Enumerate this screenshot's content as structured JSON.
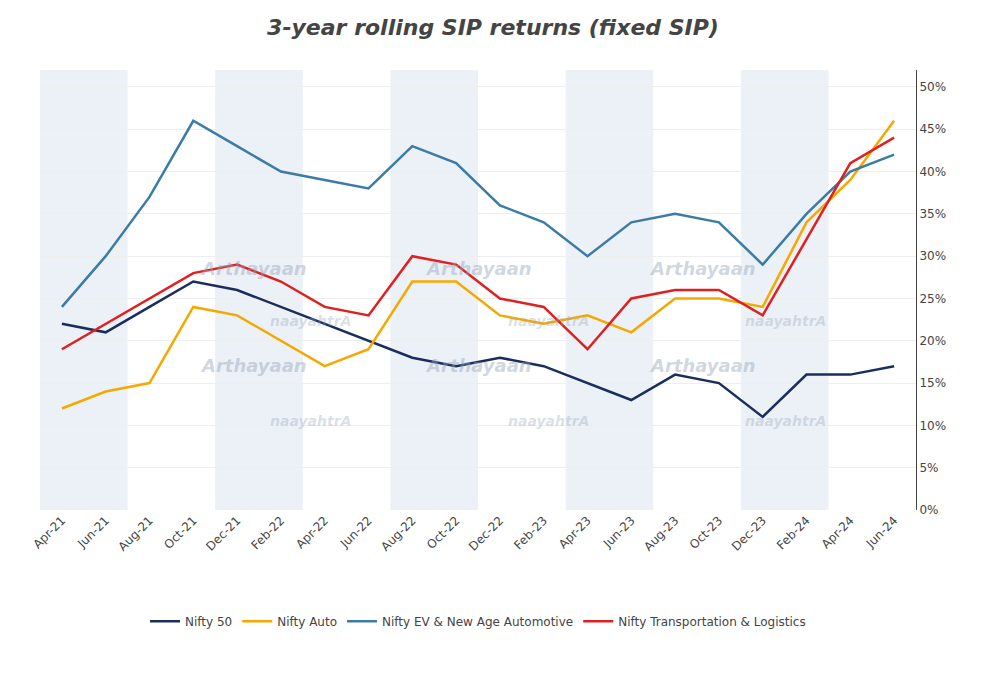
{
  "chart_data": {
    "type": "line",
    "title": "3-year rolling SIP returns (fixed SIP)",
    "categories": [
      "Apr-21",
      "Jun-21",
      "Aug-21",
      "Oct-21",
      "Dec-21",
      "Feb-22",
      "Apr-22",
      "Jun-22",
      "Aug-22",
      "Oct-22",
      "Dec-22",
      "Feb-23",
      "Apr-23",
      "Jun-23",
      "Aug-23",
      "Oct-23",
      "Dec-23",
      "Feb-24",
      "Apr-24",
      "Jun-24"
    ],
    "series": [
      {
        "name": "Nifty 50",
        "color": "#1a2e5e",
        "values": [
          22,
          21,
          24,
          27,
          26,
          24,
          22,
          20,
          18,
          17,
          18,
          17,
          15,
          13,
          16,
          15,
          11,
          16,
          16,
          17
        ]
      },
      {
        "name": "Nifty Auto",
        "color": "#f5a800",
        "values": [
          12,
          14,
          15,
          24,
          23,
          20,
          17,
          19,
          27,
          27,
          23,
          22,
          23,
          21,
          25,
          25,
          24,
          34,
          39,
          46
        ]
      },
      {
        "name": "Nifty EV & New Age Automotive",
        "color": "#3a7ca5",
        "values": [
          24,
          30,
          37,
          46,
          43,
          40,
          39,
          38,
          43,
          41,
          36,
          34,
          30,
          34,
          35,
          34,
          29,
          35,
          40,
          42
        ]
      },
      {
        "name": "Nifty Transportation & Logistics",
        "color": "#e02020",
        "values": [
          19,
          22,
          25,
          28,
          29,
          27,
          24,
          23,
          30,
          29,
          25,
          24,
          19,
          25,
          26,
          26,
          23,
          32,
          41,
          44
        ]
      }
    ],
    "ylim": [
      0,
      52
    ],
    "yticks": [
      {
        "value": 0,
        "label": "0%"
      },
      {
        "value": 5,
        "label": "5%"
      },
      {
        "value": 10,
        "label": "10%"
      },
      {
        "value": 15,
        "label": "15%"
      },
      {
        "value": 20,
        "label": "20%"
      },
      {
        "value": 25,
        "label": "25%"
      },
      {
        "value": 30,
        "label": "30%"
      },
      {
        "value": 35,
        "label": "35%"
      },
      {
        "value": 40,
        "label": "40%"
      },
      {
        "value": 45,
        "label": "45%"
      },
      {
        "value": 50,
        "label": "50%"
      }
    ],
    "annotations": [
      "Arthayaan",
      "naayahtrA"
    ],
    "grid": true,
    "legend": "bottom"
  }
}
★ ★ ★ ★ ★
* **Exercise details**
Gather each line from the listing above that holds "label".

* **Task output**
        "label": "0%"
        "label": "5%"
        "label": "10%"
        "label": "15%"
        "label": "20%"
        "label": "25%"
        "label": "30%"
        "label": "35%"
        "label": "40%"
        "label": "45%"
        "label": "50%"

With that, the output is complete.